_Document excerpt_:

——————————

The Garra rufa fish, or "doctor fish", originates in the river basins of the Northern and Central Middle East, mainly in Turkey, Syria, Iraq and Iran. This fish is famous for its ability to eat dead or diseased human skin while leaving healthy skin untouched. A recent fad for "fish pedicures" has sprung up, initially in health and beauty resorts, but soon spreading to shopping malls and salons, where you can pay to sit for a few minutes with your feet immersed in tanks full of the little buggers. For treatment of skin diseases, aquarium specimens are not well suited as the skin-feeding behaviour fully manifests only under conditions where the food supply is somewhat scarce and unpredictable. During their activities of foraging they slough off dead skin. They are simply looking for food which in the wild consists of Aufwuchs. In both marine and freshwater environments the algae–particularly green algae and diatoms–make up the dominant component of Aufwuchs communities. Dermatologists have suggested that the use of fish is inappropriate because it fails to treat the underlying cause of the skin condition. But now a day due to risk concern the fish SPA treatment become banned in many states.

Keywords

Garra rufa; Doctor fish; Fish SPA; Skin diseases; Risk

Introduction

G. rufa are most commonly referred to as “Doctor Fish”, as they can feed on dead skin and hence have been used for the treatment of psoriasis and by the spa industry for pedicures (Ozcelik et al. 2000; Grassberger and Hoch 2006; Ozcelik and Akyol 2011). The fish originates in the river basins of the Northern and Central Middle East, mainly in Turkey, Syria, Iraq and Iran. G. rufa is found in a range of different lotic (moving water) habitats such as rivers, lakes, and small muddy streams in the Middle East (Coad 2014). It is a non-migratory bottom dwelling species, generally found hiding under and among stones and vegetation in swiftly flowing water (Coad 2014). This fish is famous for its ability to eat dead or diseased human skin while leaving healthy skin untouched. Doctor fish is the name given to two species of fish: Garra rufa and Cyprinion Macrostomus. Other nicknames include nibble fish, kangal fish and little dermatologists; in nonmedical contexts, G. rufa is called the reddish log sucker. They live and breed in the outdoor pools of some Turkish spas, where they feed on the skin of patients with psoriasis. The G. rufa diet consists of Aufwuchs (Fishbase 2011), the benthic community growing on open surfaces. Gut content analysis on fish caught in the Asi River and its tributaries (Turkey) found mostly benthic plant material, dominated by Chrysophta, Cyanobacteria and Chlorophyta, with rotifers and protozoa also being recorded (Yalçin-Özdilek and Ekmekçi 2006). A recent fad for "fish pedicures" has sprung up, initially in health and beauty resorts, but soon spreading to shopping malls and salons, where you can pay to sit for a few minutes with your feet immersed in tanks full of the little buggers. The spas are not meant as a treatment option, only as a temporary cure for symptoms, and patients usually revisit the spas every few months. This species is not one of the 5600 animals listed on CITES Appendix I, II or III (CITES 2014). Nor has it been listed or assessed by the International Union for the Conservation of Nature (IUCN 2014).

——————————

_What to do_:
A: According to the Garra rufa excerpt, what does the diet of G. rufa consist of?
B: For each statement below, say whether the Garra rufa excerpt supports it, answering yes or no and quoting the deciding words: (i) G. rufa is listed on CITES Appendix I, II or III; (ii) G. rufa is a non-migratory bottom dwelling species; (iii) aquarium specimens are well suited to the treatment of skin diseases.

Data items
——————————

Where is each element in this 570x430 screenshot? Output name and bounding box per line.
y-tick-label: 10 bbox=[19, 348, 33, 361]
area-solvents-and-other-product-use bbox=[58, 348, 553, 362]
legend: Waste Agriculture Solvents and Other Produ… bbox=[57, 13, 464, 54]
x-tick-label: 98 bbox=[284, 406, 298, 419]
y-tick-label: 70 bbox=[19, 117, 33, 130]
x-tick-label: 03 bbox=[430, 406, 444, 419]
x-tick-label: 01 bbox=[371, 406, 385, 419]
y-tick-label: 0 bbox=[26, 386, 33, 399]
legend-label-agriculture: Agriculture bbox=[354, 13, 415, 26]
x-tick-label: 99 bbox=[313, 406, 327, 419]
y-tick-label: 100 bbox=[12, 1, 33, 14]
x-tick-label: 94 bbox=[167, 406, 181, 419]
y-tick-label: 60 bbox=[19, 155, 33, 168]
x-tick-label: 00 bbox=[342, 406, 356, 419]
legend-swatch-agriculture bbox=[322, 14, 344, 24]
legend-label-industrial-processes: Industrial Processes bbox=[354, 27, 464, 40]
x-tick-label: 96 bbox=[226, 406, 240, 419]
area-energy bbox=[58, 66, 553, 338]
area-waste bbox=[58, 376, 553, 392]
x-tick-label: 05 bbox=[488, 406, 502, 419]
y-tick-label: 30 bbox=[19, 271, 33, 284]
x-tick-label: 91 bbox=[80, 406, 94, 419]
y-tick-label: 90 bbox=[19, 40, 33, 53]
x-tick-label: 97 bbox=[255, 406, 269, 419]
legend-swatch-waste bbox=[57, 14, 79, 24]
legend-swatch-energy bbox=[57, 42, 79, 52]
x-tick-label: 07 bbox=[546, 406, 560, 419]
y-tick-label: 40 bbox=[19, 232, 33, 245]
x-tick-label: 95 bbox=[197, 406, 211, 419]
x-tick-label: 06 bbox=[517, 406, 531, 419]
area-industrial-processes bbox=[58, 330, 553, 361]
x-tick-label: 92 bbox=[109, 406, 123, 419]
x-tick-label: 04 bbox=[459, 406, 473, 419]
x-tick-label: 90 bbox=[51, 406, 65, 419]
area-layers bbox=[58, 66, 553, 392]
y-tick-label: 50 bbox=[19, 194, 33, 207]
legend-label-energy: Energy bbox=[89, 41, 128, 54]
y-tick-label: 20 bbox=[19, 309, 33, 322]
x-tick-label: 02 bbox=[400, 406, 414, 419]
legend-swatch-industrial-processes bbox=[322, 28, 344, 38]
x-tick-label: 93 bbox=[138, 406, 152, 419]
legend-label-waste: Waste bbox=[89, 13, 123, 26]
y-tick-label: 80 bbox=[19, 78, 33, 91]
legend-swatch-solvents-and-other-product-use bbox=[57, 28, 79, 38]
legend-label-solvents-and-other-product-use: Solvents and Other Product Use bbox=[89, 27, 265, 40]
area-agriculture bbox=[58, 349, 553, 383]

——————————

_Replies_:
A: Aufwuchs, the benthic community growing on open surfaces.

B:
(i) No: "This species is not one of the 5600 animals listed on CITES Appendix I, II or III"
(ii) Yes: "It is a non-migratory bottom dwelling species"
(iii) No: "For treatment of skin diseases, aquarium specimens are not well suited"